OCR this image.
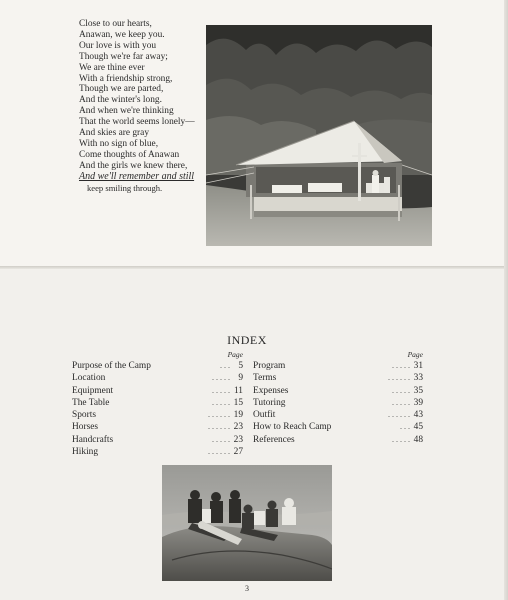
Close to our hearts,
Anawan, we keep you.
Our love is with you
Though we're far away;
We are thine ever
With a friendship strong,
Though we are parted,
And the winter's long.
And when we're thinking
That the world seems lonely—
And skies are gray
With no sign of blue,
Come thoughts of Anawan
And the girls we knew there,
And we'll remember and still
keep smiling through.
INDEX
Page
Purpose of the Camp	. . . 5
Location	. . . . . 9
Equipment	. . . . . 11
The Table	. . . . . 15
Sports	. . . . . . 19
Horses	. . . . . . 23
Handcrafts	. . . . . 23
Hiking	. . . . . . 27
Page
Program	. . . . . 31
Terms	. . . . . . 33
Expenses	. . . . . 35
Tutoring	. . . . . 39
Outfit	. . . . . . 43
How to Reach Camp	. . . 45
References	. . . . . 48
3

= = =

Problem requirements:
Look for the word "keep" and return every line where it occurs.

Answer in full:
Anawan, we keep you.
keep smiling through.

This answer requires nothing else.